**PROVIDED PASSAGE**
START
If you need bulbs for your home, you need LED bulbs. They are cheaper, more efficient, and longer lasting than conventional incadnescent bulbs. Best of all, LED bulbs in 2017 are much, much cheaper than they were when LED bulbs first started getting popular in 2012 or so.
This site is a buying guide for all kinds of LED bulbs, but it'll focus on the A19, which is the most popular bulb size in homes and work places. When you think "bulb" you are thinking of the A19 bulb size/shape with a traditional E26 base. Furthermore, we'll focus on affordable, safe bulbs for budget-focused home owners.
LED bulbs last a long time -- something like 25,000 hours. That's nearly 17 years if you use it 4 hours a day. What that means is that if you can deal with a slightly higher upfront cost, then it's worth it to buy the best bulbs you can. This might be a little bit uncomfortable at the start, but then you can just forget about bulbs for years at a time, all while saving money versus incandescent and CFL bulbs every time you turn on the lights.
This section focuses on the best LED bulbs you can get in 2017. Keep in mind that the best bulb at 60W-equivalent is usually the best bulb at 75W and 100W. We'll note when that's not the case.
We get it: bulbs traditionally were cheap, cheap, cheap, and they lasted long enough, so you want them to be cheap. That's totally understand able! In 2017 you can get a very good LED bulb for cheap, even under $2. It's possible to even get them for less, but at some point you'll be sacrificing too much in tersm of reliability and safety. Our picks are super affordable and also high quality.
You want a lot of light? Then you are looking for a 100W-equivalent bulb. That's 1600 lumens, which is how you get big rooms brightly lit.
END
**INFORMATION GIVEN**
START
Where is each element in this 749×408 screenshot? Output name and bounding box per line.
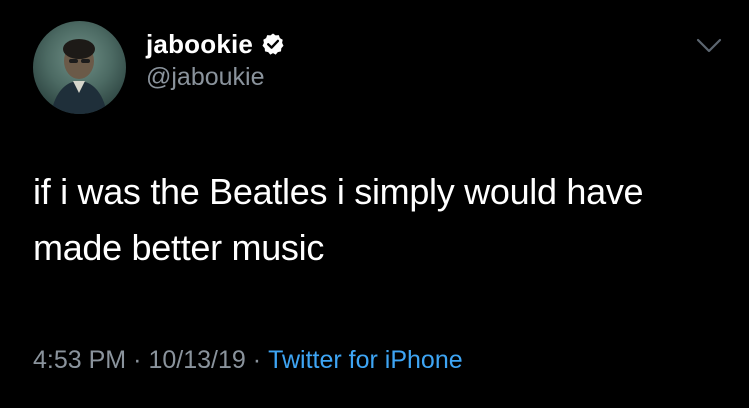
avatar[interactable] [33, 21, 126, 114]
author-name-row: jabookie [146, 27, 285, 61]
author-handle[interactable]: @jaboukie [146, 63, 265, 92]
tweet-card: jabookie @jaboukie if i was the Beatles … [0, 0, 749, 408]
tweet-source-link[interactable]: Twitter for iPhone [268, 346, 463, 374]
chevron-down-icon[interactable] [696, 38, 722, 54]
tweet-date[interactable]: 10/13/19 [148, 346, 245, 374]
tweet-text-line: if i was the Beatles i simply would have [33, 171, 644, 212]
separator: · [133, 346, 142, 374]
tweet-time[interactable]: 4:53 PM [33, 346, 126, 374]
tweet-text-line: made better music [33, 227, 325, 268]
tweet-text: if i was the Beatles i simply would have… [33, 164, 723, 276]
avatar-photo [51, 39, 107, 114]
display-name[interactable]: jabookie [146, 29, 253, 60]
separator: · [252, 346, 262, 374]
verified-badge-icon [261, 32, 285, 56]
tweet-metadata: 4:53 PM · 10/13/19 · Twitter for iPhone [33, 346, 463, 375]
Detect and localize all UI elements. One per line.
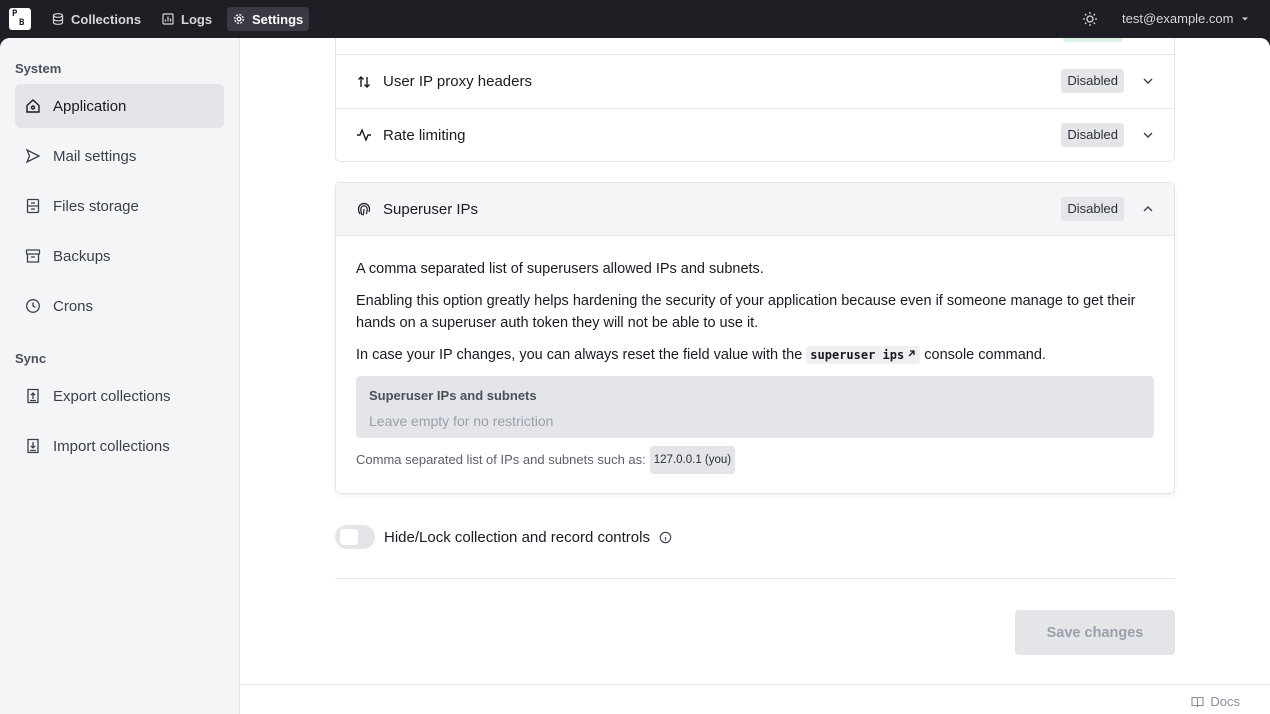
sidebar-item-import-collections[interactable]: Import collections — [15, 424, 224, 468]
user-email: test@example.com — [1122, 11, 1234, 26]
description-suffix: console command. — [924, 347, 1046, 363]
accordion-superuser-ips[interactable]: Superuser IPs Disabled — [336, 183, 1174, 236]
accordion-rate-limiting[interactable]: Rate limiting Disabled — [336, 108, 1174, 161]
book-icon — [1191, 696, 1204, 707]
ip-chip[interactable]: 127.0.0.1 (you) — [649, 446, 736, 474]
superuser-ips-field[interactable]: Superuser IPs and subnets — [356, 376, 1154, 438]
sidebar-item-mail-settings[interactable]: Mail settings — [15, 134, 224, 178]
chart-icon — [162, 13, 174, 25]
sidebar-item-crons[interactable]: Crons — [15, 284, 224, 328]
sidebar-item-files-storage[interactable]: Files storage — [15, 184, 224, 228]
fingerprint-icon — [357, 202, 371, 216]
save-button[interactable]: Save changes — [1015, 610, 1175, 655]
divider — [335, 578, 1175, 579]
status-badge-enabled — [1063, 38, 1123, 42]
docs-label: Docs — [1210, 694, 1240, 709]
clock-icon — [26, 299, 40, 313]
field-help: Comma separated list of IPs and subnets … — [356, 446, 1154, 474]
nav-settings[interactable]: Settings — [227, 7, 310, 31]
sidebar-item-label: Backups — [53, 247, 111, 265]
help-text: Comma separated list of IPs and subnets … — [356, 452, 646, 467]
sidebar-item-export-collections[interactable]: Export collections — [15, 374, 224, 418]
archive-icon — [25, 249, 41, 263]
description-text: A comma separated list of superusers all… — [356, 261, 764, 277]
accordion-user-ip-proxy-headers[interactable]: User IP proxy headers Disabled — [336, 55, 1174, 108]
sidebar-item-label: Import collections — [53, 437, 170, 455]
superuser-ips-input[interactable] — [369, 413, 1141, 429]
status-badge: Disabled — [1061, 197, 1124, 221]
chevron-down-icon — [1143, 78, 1153, 84]
home-icon — [26, 99, 40, 113]
import-icon — [27, 438, 39, 454]
database-icon — [52, 13, 64, 25]
panel-body: A comma separated list of superusers all… — [336, 236, 1174, 474]
toggle-label[interactable]: Hide/Lock collection and record controls — [384, 529, 650, 546]
sidebar-group-system: System — [15, 61, 62, 76]
chevron-down-icon — [1242, 17, 1249, 20]
hide-controls-toggle[interactable] — [335, 525, 375, 549]
docs-link[interactable]: Docs — [1191, 694, 1240, 709]
settings-main: User IP proxy headers Disabled Rate limi… — [240, 38, 1270, 684]
accordion-previous-item[interactable] — [335, 38, 1175, 55]
hide-controls-row: Hide/Lock collection and record controls — [335, 525, 672, 549]
superuser-ips-panel: Superuser IPs Disabled A comma separated… — [335, 182, 1175, 494]
settings-sidebar: System Application Mail settings Files s… — [0, 38, 240, 714]
sun-icon[interactable] — [1082, 11, 1098, 27]
sidebar-item-label: Application — [53, 97, 127, 115]
sidebar-item-application[interactable]: Application — [15, 84, 224, 128]
external-link-icon — [908, 350, 915, 357]
accordion-group: User IP proxy headers Disabled Rate limi… — [335, 55, 1175, 162]
info-icon[interactable] — [659, 531, 672, 544]
storage-icon — [26, 198, 40, 214]
page-footer: Docs — [240, 684, 1270, 714]
app-logo[interactable]: P B — [9, 8, 31, 30]
nav-logs[interactable]: Logs — [156, 7, 218, 31]
description-text: Enabling this option greatly helps harde… — [356, 293, 1136, 331]
accordion-label: Rate limiting — [383, 126, 466, 144]
logo-letter-bottom: B — [19, 18, 25, 28]
command-code-link[interactable]: superuser ips — [806, 346, 921, 364]
top-navbar: P B Collections Logs Settings test@examp… — [0, 0, 1270, 38]
toggle-knob — [340, 529, 358, 545]
accordion-label: User IP proxy headers — [383, 73, 532, 90]
nav-label: Logs — [181, 11, 213, 27]
switch-icon — [358, 75, 370, 88]
sidebar-item-label: Export collections — [53, 387, 171, 405]
user-menu[interactable]: test@example.com — [1122, 11, 1249, 26]
export-icon — [27, 388, 39, 404]
sidebar-item-label: Files storage — [53, 197, 139, 215]
chevron-down-icon — [1143, 132, 1153, 138]
send-icon — [25, 148, 41, 164]
description-text: In case your IP changes, you can always … — [356, 344, 1154, 366]
app-container: System Application Mail settings Files s… — [0, 38, 1270, 714]
pulse-icon — [357, 128, 371, 142]
sidebar-item-backups[interactable]: Backups — [15, 234, 224, 278]
sidebar-group-sync: Sync — [15, 351, 47, 366]
nav-label: Collections — [71, 11, 142, 27]
field-label: Superuser IPs and subnets — [369, 388, 537, 403]
status-badge: Disabled — [1061, 69, 1124, 93]
status-badge: Disabled — [1061, 123, 1124, 147]
chevron-up-icon — [1143, 206, 1153, 212]
nav-collections[interactable]: Collections — [46, 7, 147, 31]
nav-label: Settings — [252, 11, 304, 27]
panel-title: Superuser IPs — [383, 200, 479, 218]
description-prefix: In case your IP changes, you can always … — [356, 347, 803, 363]
sidebar-item-label: Mail settings — [53, 147, 137, 165]
command-code: superuser ips — [810, 348, 905, 362]
sidebar-item-label: Crons — [53, 297, 94, 315]
gear-icon — [234, 14, 244, 24]
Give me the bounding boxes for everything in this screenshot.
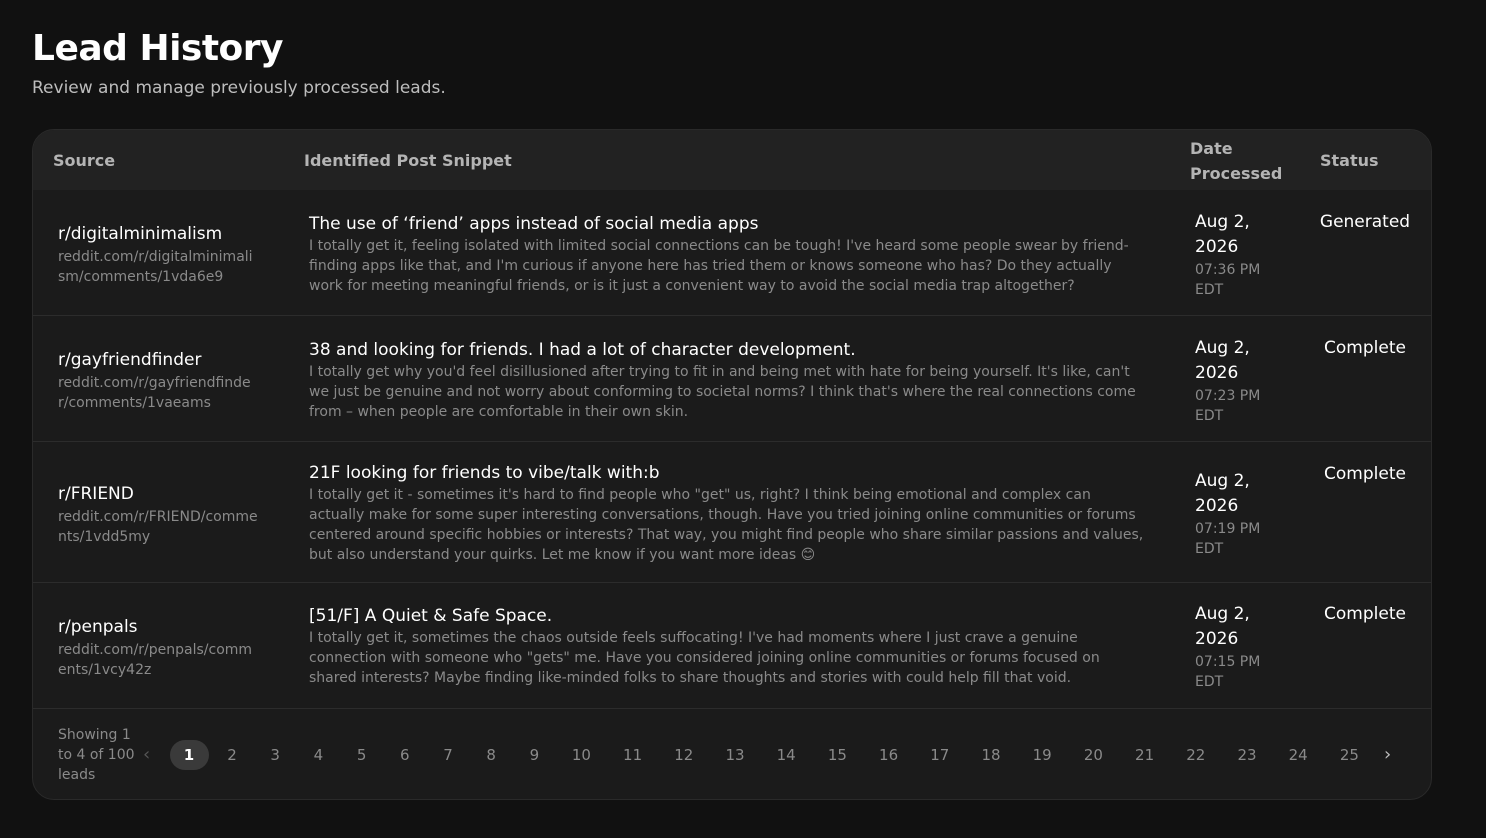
source-cell: r/gayfriendfinder reddit.com/r/gayfriend… (58, 348, 263, 413)
snippet-body: I totally get why you'd feel disillusion… (309, 364, 1136, 420)
chevron-left-icon[interactable]: ‹ (143, 744, 150, 766)
table-header: Source Identified Post Snippet Date Proc… (33, 130, 1431, 190)
page-subtitle: Review and manage previously processed l… (32, 78, 446, 98)
source-name[interactable]: r/penpals (58, 615, 263, 640)
date-time: 07:23 PM EDT (1195, 388, 1261, 424)
lead-history-page: Lead History Review and manage previousl… (0, 0, 1486, 838)
date-day: Aug 2, 2026 (1195, 471, 1250, 516)
page-21-button[interactable]: 21 (1130, 740, 1160, 770)
lead-table-card: Source Identified Post Snippet Date Proc… (32, 129, 1432, 800)
chevron-right-icon[interactable]: › (1384, 744, 1391, 766)
snippet-title: 21F looking for friends to vibe/talk wit… (309, 463, 660, 483)
source-cell: r/FRIEND reddit.com/r/FRIEND/comments/1v… (58, 482, 263, 547)
page-2-button[interactable]: 2 (217, 740, 247, 770)
date-cell: Aug 2, 2026 07:15 PM EDT (1195, 602, 1295, 692)
date-day: Aug 2, 2026 (1195, 212, 1250, 257)
page-11-button[interactable]: 11 (618, 740, 648, 770)
source-name[interactable]: r/digitalminimalism (58, 222, 263, 247)
page-6-button[interactable]: 6 (390, 740, 420, 770)
source-cell: r/digitalminimalism reddit.com/r/digital… (58, 222, 263, 287)
page-title: Lead History (32, 28, 284, 69)
status-badge: Complete (1324, 604, 1406, 624)
page-22-button[interactable]: 22 (1181, 740, 1211, 770)
page-1-button[interactable]: 1 (169, 740, 209, 770)
source-cell: r/penpals reddit.com/r/penpals/comments/… (58, 615, 263, 680)
snippet-cell: 38 and looking for friends. I had a lot … (309, 339, 1149, 422)
page-23-button[interactable]: 23 (1232, 740, 1262, 770)
page-12-button[interactable]: 12 (669, 740, 699, 770)
date-day: Aug 2, 2026 (1195, 604, 1250, 649)
page-16-button[interactable]: 16 (874, 740, 904, 770)
source-name[interactable]: r/gayfriendfinder (58, 348, 263, 373)
column-header-status: Status (1320, 151, 1379, 170)
page-13-button[interactable]: 13 (720, 740, 750, 770)
date-time: 07:36 PM EDT (1195, 262, 1261, 298)
source-url[interactable]: reddit.com/r/penpals/comments/1vcy42z (58, 640, 258, 680)
snippet-cell: The use of ‘friend’ apps instead of soci… (309, 213, 1149, 296)
date-time: 07:15 PM EDT (1195, 654, 1261, 690)
snippet-title: 38 and looking for friends. I had a lot … (309, 340, 856, 360)
date-day: Aug 2, 2026 (1195, 338, 1250, 383)
date-time: 07:19 PM EDT (1195, 521, 1261, 557)
source-name[interactable]: r/FRIEND (58, 482, 263, 507)
page-4-button[interactable]: 4 (303, 740, 333, 770)
status-badge: Generated (1319, 212, 1411, 232)
snippet-body: I totally get it - sometimes it's hard t… (309, 487, 1144, 563)
page-3-button[interactable]: 3 (260, 740, 290, 770)
page-15-button[interactable]: 15 (822, 740, 852, 770)
table-row[interactable]: r/gayfriendfinder reddit.com/r/gayfriend… (33, 316, 1431, 442)
date-cell: Aug 2, 2026 07:19 PM EDT (1195, 469, 1295, 559)
snippet-body: I totally get it, feeling isolated with … (309, 238, 1129, 294)
table-row[interactable]: r/penpals reddit.com/r/penpals/comments/… (33, 583, 1431, 709)
snippet-cell: [51/F] A Quiet & Safe Space. I totally g… (309, 605, 1149, 688)
column-header-date: Date Processed (1190, 139, 1283, 183)
page-17-button[interactable]: 17 (925, 740, 955, 770)
showing-count: Showing 1 to 4 of 100 leads (58, 727, 135, 783)
table-row[interactable]: r/digitalminimalism reddit.com/r/digital… (33, 190, 1431, 316)
pagination-footer: Showing 1 to 4 of 100 leads ‹ 1234567891… (33, 710, 1431, 799)
column-header-snippet: Identified Post Snippet (304, 151, 512, 170)
page-10-button[interactable]: 10 (566, 740, 596, 770)
snippet-title: [51/F] A Quiet & Safe Space. (309, 606, 553, 626)
column-header-source: Source (53, 151, 116, 170)
page-19-button[interactable]: 19 (1027, 740, 1057, 770)
page-5-button[interactable]: 5 (347, 740, 377, 770)
page-20-button[interactable]: 20 (1078, 740, 1108, 770)
source-url[interactable]: reddit.com/r/FRIEND/comments/1vdd5my (58, 507, 258, 547)
source-url[interactable]: reddit.com/r/gayfriendfinder/comments/1v… (58, 373, 258, 413)
page-7-button[interactable]: 7 (433, 740, 463, 770)
date-cell: Aug 2, 2026 07:36 PM EDT (1195, 210, 1295, 300)
status-badge: Complete (1324, 464, 1406, 484)
source-url[interactable]: reddit.com/r/digitalminimalism/comments/… (58, 247, 258, 287)
table-row[interactable]: r/FRIEND reddit.com/r/FRIEND/comments/1v… (33, 442, 1431, 583)
snippet-title: The use of ‘friend’ apps instead of soci… (309, 214, 759, 234)
snippet-cell: 21F looking for friends to vibe/talk wit… (309, 462, 1149, 565)
status-badge: Complete (1324, 338, 1406, 358)
page-9-button[interactable]: 9 (519, 740, 549, 770)
date-cell: Aug 2, 2026 07:23 PM EDT (1195, 336, 1295, 426)
page-18-button[interactable]: 18 (976, 740, 1006, 770)
page-8-button[interactable]: 8 (476, 740, 506, 770)
page-14-button[interactable]: 14 (771, 740, 801, 770)
snippet-body: I totally get it, sometimes the chaos ou… (309, 630, 1100, 686)
page-24-button[interactable]: 24 (1283, 740, 1313, 770)
page-25-button[interactable]: 25 (1334, 740, 1364, 770)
END
**WRITTEN PROBLEM A**
Answer these questions using the LED bulb guide, one line per answer, marked the same way:
(i) About how many hours do LED bulbs last?
(ii) Which bulb size does the site mainly cover?
(iii) How many lumens does a 100W-equivalent bulb give?
**WRITTEN PROBLEM B**
Put this sentence from the LED bulb guide into Spanish: "LED bulbs last a long time -- something like 25,000 hours."
**WRITTEN PROBLEM C**
Transcribe the LED bulb guide word for word, starting with "This section focuses" and going on through "also high quality.".

**TASK RESPONSE A**
(i) About 25,000 hours.
(ii) The A19.
(iii) 1600 lumens.

**TASK RESPONSE B**
Las bombillas LED duran mucho tiempo: algo así como 25.000 horas.

**TASK RESPONSE C**
This section focuses on the best LED bulbs you can get in 2017. Keep in mind that the best bulb at 60W-equivalent is usually the best bulb at 75W and 100W. We'll note when that's not the case.
We get it: bulbs traditionally were cheap, cheap, cheap, and they lasted long enough, so you want them to be cheap. That's totally understand able! In 2017 you can get a very good LED bulb for cheap, even under $2. It's possible to even get them for less, but at some point you'll be sacrificing too much in tersm of reliability and safety. Our picks are super affordable and also high quality.